WHAT YOU ARE ASKED TO DO: Copy out the entries below line for line, without changing anything, and leave out the pictures.

Start

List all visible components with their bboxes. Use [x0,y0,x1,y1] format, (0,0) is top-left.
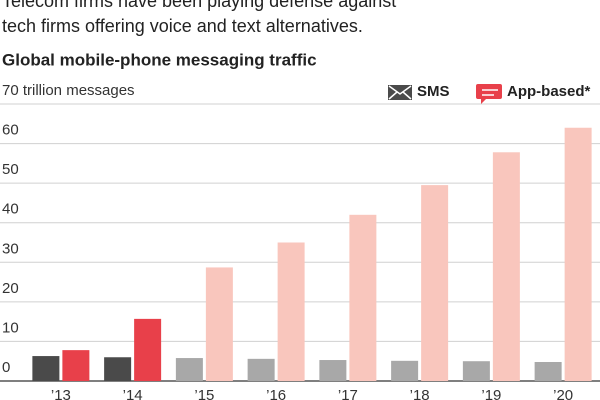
bar [134,318,162,381]
y-tick-label: 50 [2,161,19,178]
legend-label: App-based* [507,83,591,100]
bar [319,360,347,381]
x-tick-label: ’19 [481,387,501,400]
bar [534,362,562,381]
x-tick-label: ’20 [553,387,573,400]
y-tick-label: 40 [2,201,19,218]
y-tick-label: 60 [2,122,19,139]
y-tick-label: 30 [2,240,19,257]
bar [349,214,377,381]
x-tick-label: ’16 [266,387,286,400]
bar [247,358,275,381]
x-tick-label: ’17 [338,387,358,400]
x-tick-label: ’14 [123,387,143,400]
bar [492,152,520,381]
bar [62,350,90,381]
legend-icon [476,84,502,104]
bar [277,242,305,381]
bar [205,267,233,381]
bar [564,127,592,381]
y-tick-label: 0 [2,359,10,376]
bar [175,358,203,381]
y-tick-label: 20 [2,280,19,297]
y-tick-label: 10 [2,319,19,336]
bar [104,357,132,381]
bar [421,185,449,381]
x-tick-label: ’18 [410,387,430,400]
chart-title: Global mobile-phone messaging traffic [2,50,317,69]
subtitle-line: tech firms offering voice and text alter… [2,16,363,36]
x-tick-label: ’13 [51,387,71,400]
legend-icon [388,85,412,100]
bar [391,360,419,381]
legend-label: SMS [417,83,450,100]
bar [32,356,60,381]
bar [462,361,490,381]
subtitle-line: Telecom firms have been playing defense … [2,0,396,11]
y-tick-label: 70 trillion messages [2,82,135,99]
x-tick-label: ’15 [194,387,214,400]
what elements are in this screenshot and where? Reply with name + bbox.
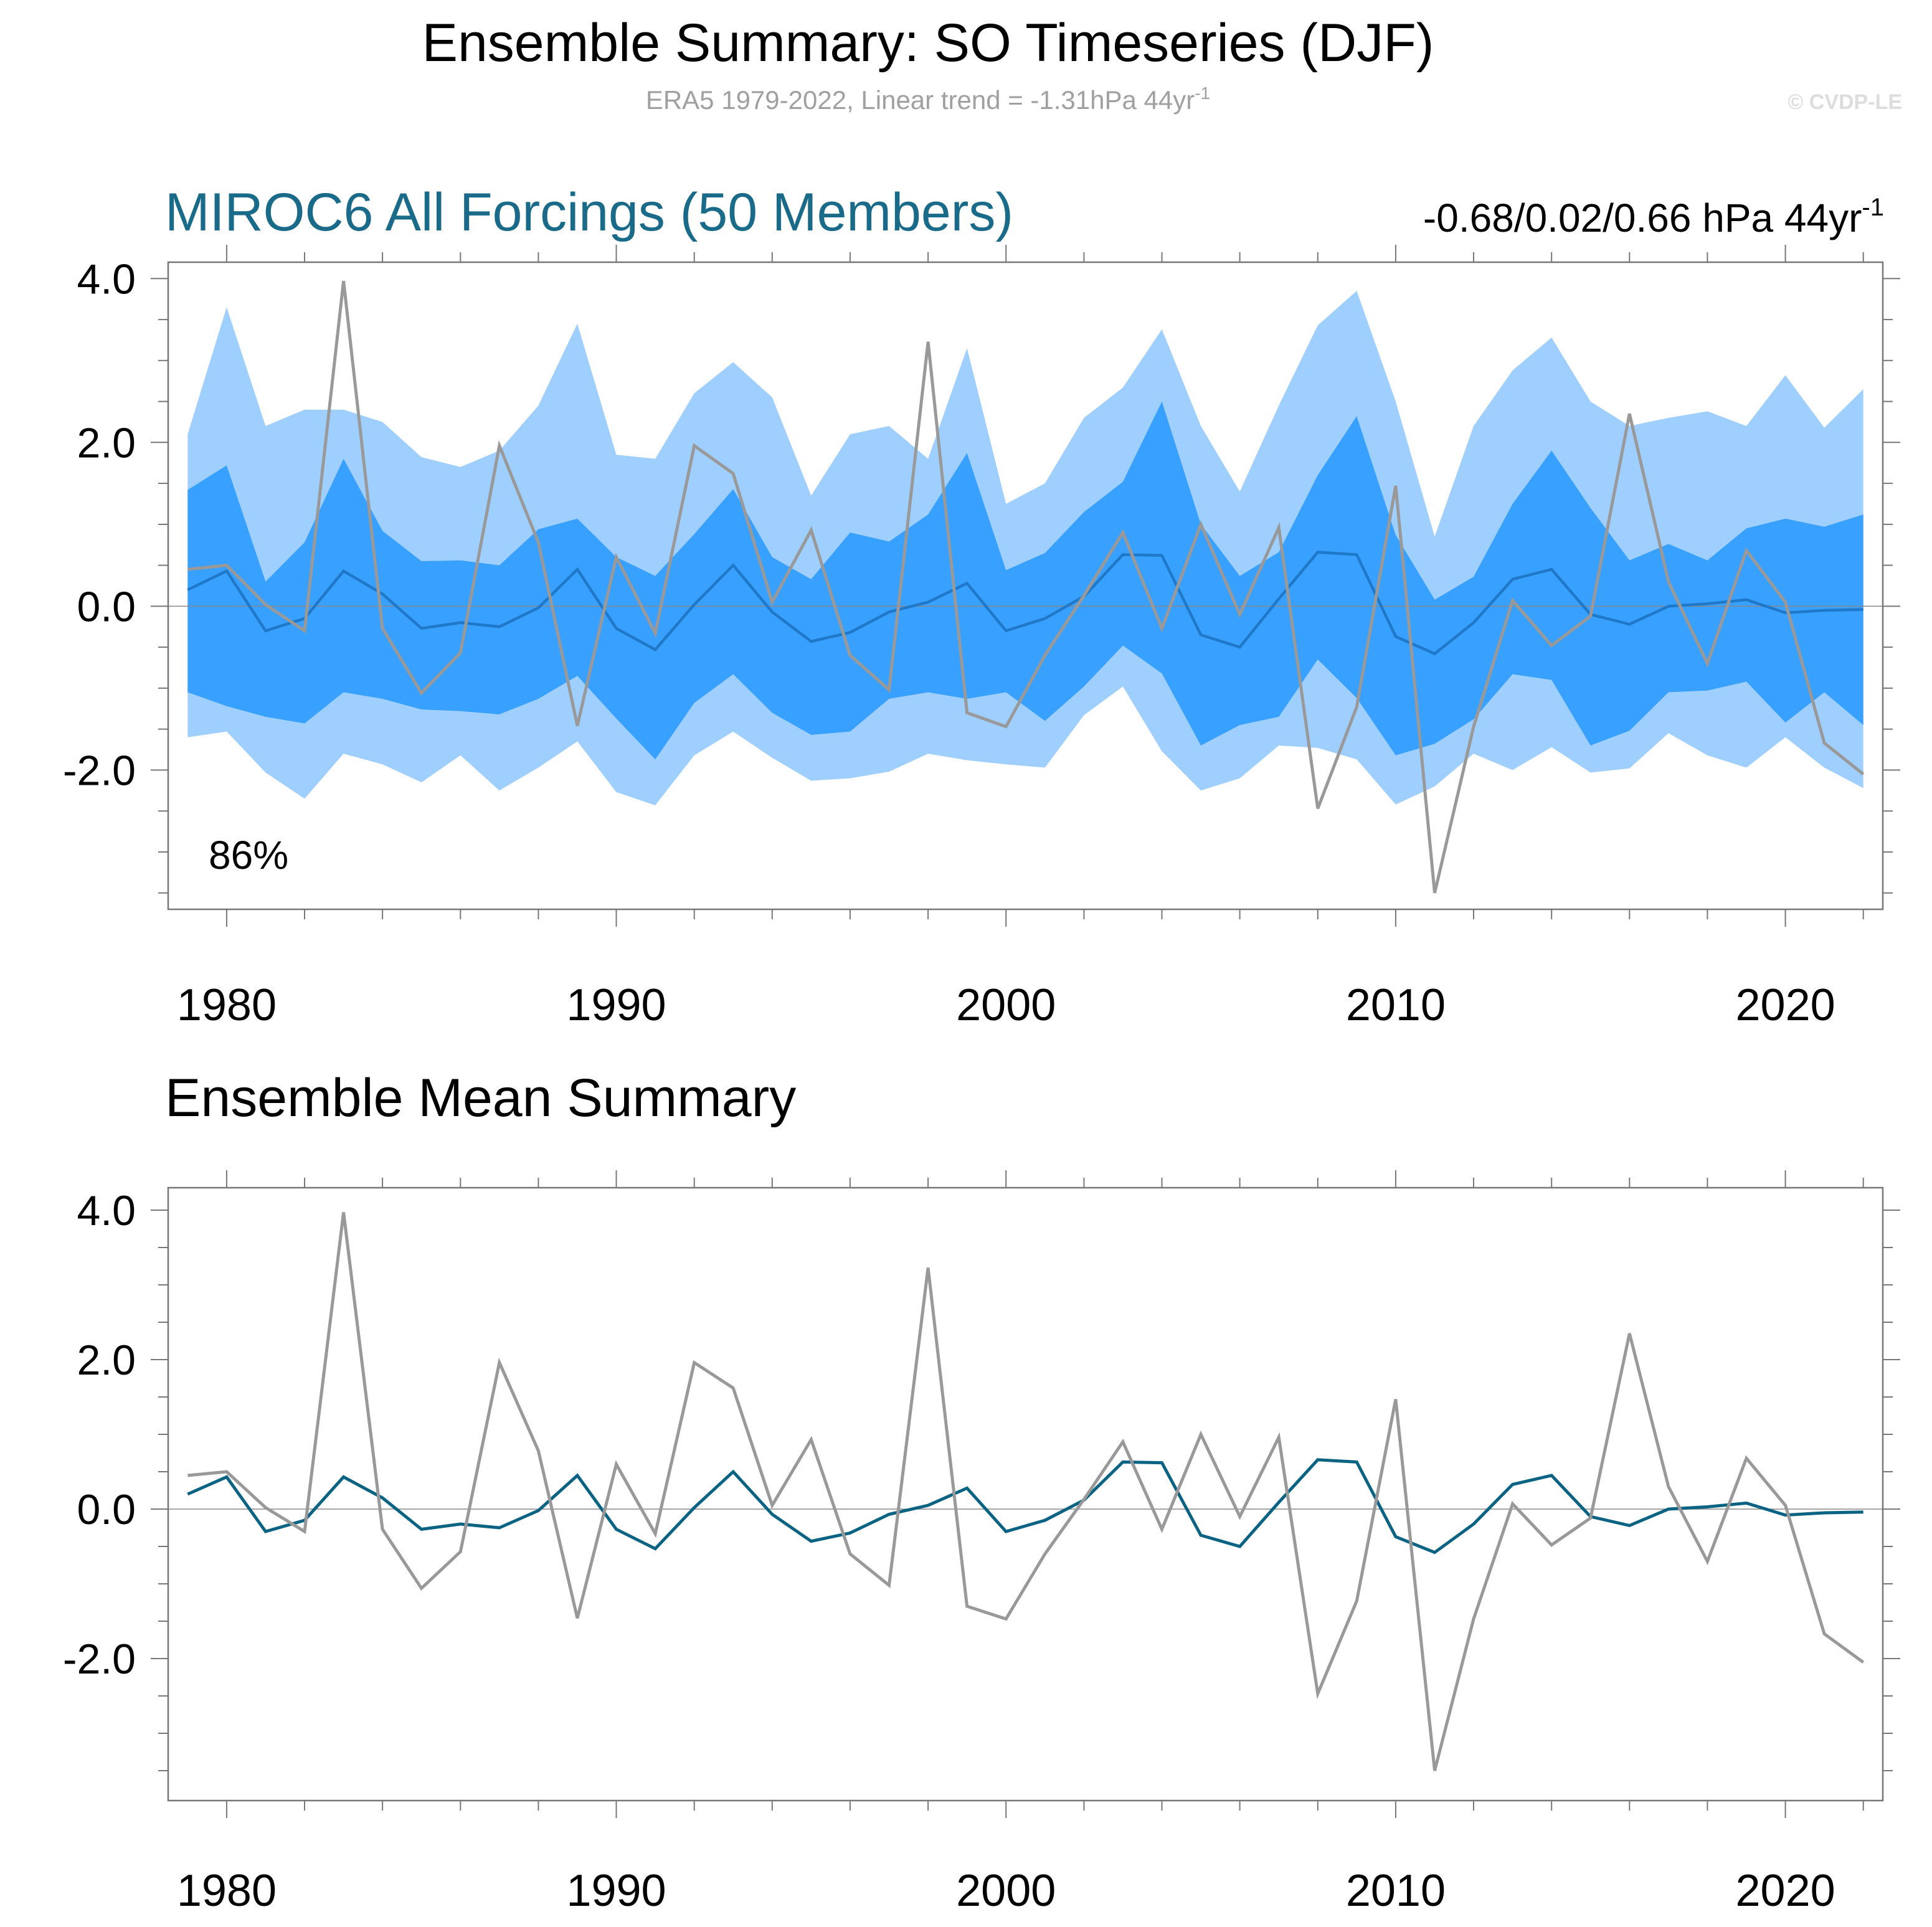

End

FULL OUTPUT:
List all visible components with their bboxes. Use [x0,y0,x1,y1] format, (0,0) is top-left.
bar [134,318,162,381]
y-tick-label: 50 [2,161,19,178]
legend-label: App-based* [507,83,591,100]
bar [319,360,347,381]
x-tick-label: ’19 [481,387,501,400]
bar [534,362,562,381]
x-tick-label: ’20 [553,387,573,400]
y-tick-label: 40 [2,201,19,218]
y-tick-label: 60 [2,122,19,139]
y-tick-label: 30 [2,240,19,257]
bar [349,214,377,381]
x-tick-label: ’16 [266,387,286,400]
bar [247,358,275,381]
x-tick-label: ’17 [338,387,358,400]
x-tick-label: ’14 [123,387,143,400]
bar [492,152,520,381]
bar [62,350,90,381]
legend-icon [476,84,502,104]
bar [277,242,305,381]
bar [205,267,233,381]
bar [564,127,592,381]
y-tick-label: 0 [2,359,10,376]
bar [175,358,203,381]
y-tick-label: 20 [2,280,19,297]
y-tick-label: 10 [2,319,19,336]
bar [104,357,132,381]
bar [421,185,449,381]
x-tick-label: ’18 [410,387,430,400]
chart-title: Global mobile-phone messaging traffic [2,50,317,69]
subtitle-line: tech firms offering voice and text alter… [2,16,363,36]
x-tick-label: ’13 [51,387,71,400]
legend-icon [388,85,412,100]
bar [391,360,419,381]
legend-label: SMS [417,83,450,100]
bar [32,356,60,381]
bar [462,361,490,381]
subtitle-line: Telecom firms have been playing defense … [2,0,396,11]
y-tick-label: 70 trillion messages [2,82,135,99]
x-tick-label: ’15 [194,387,214,400]
what elements are in this screenshot and where? Reply with name + bbox.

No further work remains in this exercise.